-- Start of Data supplied --

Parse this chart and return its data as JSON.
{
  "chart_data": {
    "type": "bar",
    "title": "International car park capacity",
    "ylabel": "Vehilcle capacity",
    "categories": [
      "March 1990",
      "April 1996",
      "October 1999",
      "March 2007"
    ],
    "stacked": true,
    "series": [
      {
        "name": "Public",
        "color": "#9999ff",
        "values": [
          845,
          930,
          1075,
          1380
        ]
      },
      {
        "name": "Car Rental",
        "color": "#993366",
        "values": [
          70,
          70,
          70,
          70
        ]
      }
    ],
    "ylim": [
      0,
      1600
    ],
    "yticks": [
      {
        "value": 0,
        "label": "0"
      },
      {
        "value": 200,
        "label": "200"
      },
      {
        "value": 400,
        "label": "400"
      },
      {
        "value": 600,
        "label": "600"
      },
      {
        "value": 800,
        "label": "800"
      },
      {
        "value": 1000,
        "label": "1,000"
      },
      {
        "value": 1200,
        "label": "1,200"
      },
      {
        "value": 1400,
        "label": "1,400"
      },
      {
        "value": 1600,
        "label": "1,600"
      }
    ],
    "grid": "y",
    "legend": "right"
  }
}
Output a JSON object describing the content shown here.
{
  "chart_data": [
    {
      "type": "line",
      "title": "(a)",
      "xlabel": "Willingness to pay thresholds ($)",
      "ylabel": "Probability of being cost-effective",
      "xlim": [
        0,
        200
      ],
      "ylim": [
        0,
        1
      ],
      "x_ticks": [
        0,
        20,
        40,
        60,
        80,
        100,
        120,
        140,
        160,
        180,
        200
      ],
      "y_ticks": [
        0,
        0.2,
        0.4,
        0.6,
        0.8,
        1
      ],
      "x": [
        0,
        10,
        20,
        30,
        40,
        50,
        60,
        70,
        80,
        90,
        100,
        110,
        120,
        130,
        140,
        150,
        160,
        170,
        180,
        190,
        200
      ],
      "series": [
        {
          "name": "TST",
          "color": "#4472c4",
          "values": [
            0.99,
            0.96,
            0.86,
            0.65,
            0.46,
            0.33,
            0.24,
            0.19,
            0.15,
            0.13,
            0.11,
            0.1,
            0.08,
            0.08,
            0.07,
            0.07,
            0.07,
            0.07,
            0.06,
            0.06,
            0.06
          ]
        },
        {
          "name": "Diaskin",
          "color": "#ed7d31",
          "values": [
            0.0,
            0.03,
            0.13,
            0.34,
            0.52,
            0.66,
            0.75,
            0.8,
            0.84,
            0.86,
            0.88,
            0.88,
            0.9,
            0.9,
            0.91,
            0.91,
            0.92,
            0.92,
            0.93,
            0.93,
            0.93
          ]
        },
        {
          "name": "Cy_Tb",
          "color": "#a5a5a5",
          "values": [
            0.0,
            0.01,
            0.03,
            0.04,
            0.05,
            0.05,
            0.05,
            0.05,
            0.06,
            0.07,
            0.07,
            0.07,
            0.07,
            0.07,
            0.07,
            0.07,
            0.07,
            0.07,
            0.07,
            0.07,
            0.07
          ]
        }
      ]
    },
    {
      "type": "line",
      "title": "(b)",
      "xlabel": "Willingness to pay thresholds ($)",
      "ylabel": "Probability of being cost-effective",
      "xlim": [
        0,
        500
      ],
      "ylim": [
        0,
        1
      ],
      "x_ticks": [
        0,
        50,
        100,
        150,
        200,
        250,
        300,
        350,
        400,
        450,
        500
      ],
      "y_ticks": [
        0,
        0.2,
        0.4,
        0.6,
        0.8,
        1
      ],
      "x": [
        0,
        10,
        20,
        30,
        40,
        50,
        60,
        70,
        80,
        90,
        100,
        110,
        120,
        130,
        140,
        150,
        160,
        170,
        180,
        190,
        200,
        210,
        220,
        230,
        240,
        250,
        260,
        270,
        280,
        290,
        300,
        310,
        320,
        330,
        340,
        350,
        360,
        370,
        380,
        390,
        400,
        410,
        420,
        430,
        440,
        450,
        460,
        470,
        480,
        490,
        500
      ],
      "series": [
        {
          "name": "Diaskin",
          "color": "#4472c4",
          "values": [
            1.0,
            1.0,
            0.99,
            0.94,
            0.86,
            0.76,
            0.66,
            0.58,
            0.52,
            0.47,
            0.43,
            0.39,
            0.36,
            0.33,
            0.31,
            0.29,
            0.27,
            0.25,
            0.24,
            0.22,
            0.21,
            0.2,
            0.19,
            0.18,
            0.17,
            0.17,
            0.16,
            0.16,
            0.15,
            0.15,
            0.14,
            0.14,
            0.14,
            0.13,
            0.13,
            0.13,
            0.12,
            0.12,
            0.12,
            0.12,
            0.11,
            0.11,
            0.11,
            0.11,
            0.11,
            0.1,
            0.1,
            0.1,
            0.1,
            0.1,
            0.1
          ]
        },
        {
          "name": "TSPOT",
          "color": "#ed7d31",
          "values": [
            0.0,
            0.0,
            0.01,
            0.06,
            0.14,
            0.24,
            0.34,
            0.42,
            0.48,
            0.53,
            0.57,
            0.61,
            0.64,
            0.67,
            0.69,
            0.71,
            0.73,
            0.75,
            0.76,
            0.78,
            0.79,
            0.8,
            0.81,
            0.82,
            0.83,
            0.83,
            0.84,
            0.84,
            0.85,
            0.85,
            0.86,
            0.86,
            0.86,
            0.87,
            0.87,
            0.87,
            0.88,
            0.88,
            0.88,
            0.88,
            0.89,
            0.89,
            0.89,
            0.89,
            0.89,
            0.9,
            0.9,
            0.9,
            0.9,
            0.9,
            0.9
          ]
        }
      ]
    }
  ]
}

-- End of Data supplied --

Repeat the data precisely, line by line.

Parse this chart and return its data as JSON.
{
  "chart_data": {
    "type": "bar",
    "title": "International car park capacity",
    "ylabel": "Vehilcle capacity",
    "categories": [
      "March 1990",
      "April 1996",
      "October 1999",
      "March 2007"
    ],
    "stacked": true,
    "series": [
      {
        "name": "Public",
        "color": "#9999ff",
        "values": [
          845,
          930,
          1075,
          1380
        ]
      },
      {
        "name": "Car Rental",
        "color": "#993366",
        "values": [
          70,
          70,
          70,
          70
        ]
      }
    ],
    "ylim": [
      0,
      1600
    ],
    "yticks": [
      {
        "value": 0,
        "label": "0"
      },
      {
        "value": 200,
        "label": "200"
      },
      {
        "value": 400,
        "label": "400"
      },
      {
        "value": 600,
        "label": "600"
      },
      {
        "value": 800,
        "label": "800"
      },
      {
        "value": 1000,
        "label": "1,000"
      },
      {
        "value": 1200,
        "label": "1,200"
      },
      {
        "value": 1400,
        "label": "1,400"
      },
      {
        "value": 1600,
        "label": "1,600"
      }
    ],
    "grid": "y",
    "legend": "right"
  }
}
Output a JSON object describing the content shown here.
{
  "chart_data": [
    {
      "type": "line",
      "title": "(a)",
      "xlabel": "Willingness to pay thresholds ($)",
      "ylabel": "Probability of being cost-effective",
      "xlim": [
        0,
        200
      ],
      "ylim": [
        0,
        1
      ],
      "x_ticks": [
        0,
        20,
        40,
        60,
        80,
        100,
        120,
        140,
        160,
        180,
        200
      ],
      "y_ticks": [
        0,
        0.2,
        0.4,
        0.6,
        0.8,
        1
      ],
      "x": [
        0,
        10,
        20,
        30,
        40,
        50,
        60,
        70,
        80,
        90,
        100,
        110,
        120,
        130,
        140,
        150,
        160,
        170,
        180,
        190,
        200
      ],
      "series": [
        {
          "name": "TST",
          "color": "#4472c4",
          "values": [
            0.99,
            0.96,
            0.86,
            0.65,
            0.46,
            0.33,
            0.24,
            0.19,
            0.15,
            0.13,
            0.11,
            0.1,
            0.08,
            0.08,
            0.07,
            0.07,
            0.07,
            0.07,
            0.06,
            0.06,
            0.06
          ]
        },
        {
          "name": "Diaskin",
          "color": "#ed7d31",
          "values": [
            0.0,
            0.03,
            0.13,
            0.34,
            0.52,
            0.66,
            0.75,
            0.8,
            0.84,
            0.86,
            0.88,
            0.88,
            0.9,
            0.9,
            0.91,
            0.91,
            0.92,
            0.92,
            0.93,
            0.93,
            0.93
          ]
        },
        {
          "name": "Cy_Tb",
          "color": "#a5a5a5",
          "values": [
            0.0,
            0.01,
            0.03,
            0.04,
            0.05,
            0.05,
            0.05,
            0.05,
            0.06,
            0.07,
            0.07,
            0.07,
            0.07,
            0.07,
            0.07,
            0.07,
            0.07,
            0.07,
            0.07,
            0.07,
            0.07
          ]
        }
      ]
    },
    {
      "type": "line",
      "title": "(b)",
      "xlabel": "Willingness to pay thresholds ($)",
      "ylabel": "Probability of being cost-effective",
      "xlim": [
        0,
        500
      ],
      "ylim": [
        0,
        1
      ],
      "x_ticks": [
        0,
        50,
        100,
        150,
        200,
        250,
        300,
        350,
        400,
        450,
        500
      ],
      "y_ticks": [
        0,
        0.2,
        0.4,
        0.6,
        0.8,
        1
      ],
      "x": [
        0,
        10,
        20,
        30,
        40,
        50,
        60,
        70,
        80,
        90,
        100,
        110,
        120,
        130,
        140,
        150,
        160,
        170,
        180,
        190,
        200,
        210,
        220,
        230,
        240,
        250,
        260,
        270,
        280,
        290,
        300,
        310,
        320,
        330,
        340,
        350,
        360,
        370,
        380,
        390,
        400,
        410,
        420,
        430,
        440,
        450,
        460,
        470,
        480,
        490,
        500
      ],
      "series": [
        {
          "name": "Diaskin",
          "color": "#4472c4",
          "values": [
            1.0,
            1.0,
            0.99,
            0.94,
            0.86,
            0.76,
            0.66,
            0.58,
            0.52,
            0.47,
            0.43,
            0.39,
            0.36,
            0.33,
            0.31,
            0.29,
            0.27,
            0.25,
            0.24,
            0.22,
            0.21,
            0.2,
            0.19,
            0.18,
            0.17,
            0.17,
            0.16,
            0.16,
            0.15,
            0.15,
            0.14,
            0.14,
            0.14,
            0.13,
            0.13,
            0.13,
            0.12,
            0.12,
            0.12,
            0.12,
            0.11,
            0.11,
            0.11,
            0.11,
            0.11,
            0.1,
            0.1,
            0.1,
            0.1,
            0.1,
            0.1
          ]
        },
        {
          "name": "TSPOT",
          "color": "#ed7d31",
          "values": [
            0.0,
            0.0,
            0.01,
            0.06,
            0.14,
            0.24,
            0.34,
            0.42,
            0.48,
            0.53,
            0.57,
            0.61,
            0.64,
            0.67,
            0.69,
            0.71,
            0.73,
            0.75,
            0.76,
            0.78,
            0.79,
            0.8,
            0.81,
            0.82,
            0.83,
            0.83,
            0.84,
            0.84,
            0.85,
            0.85,
            0.86,
            0.86,
            0.86,
            0.87,
            0.87,
            0.87,
            0.88,
            0.88,
            0.88,
            0.88,
            0.89,
            0.89,
            0.89,
            0.89,
            0.89,
            0.9,
            0.9,
            0.9,
            0.9,
            0.9,
            0.9
          ]
        }
      ]
    }
  ]
}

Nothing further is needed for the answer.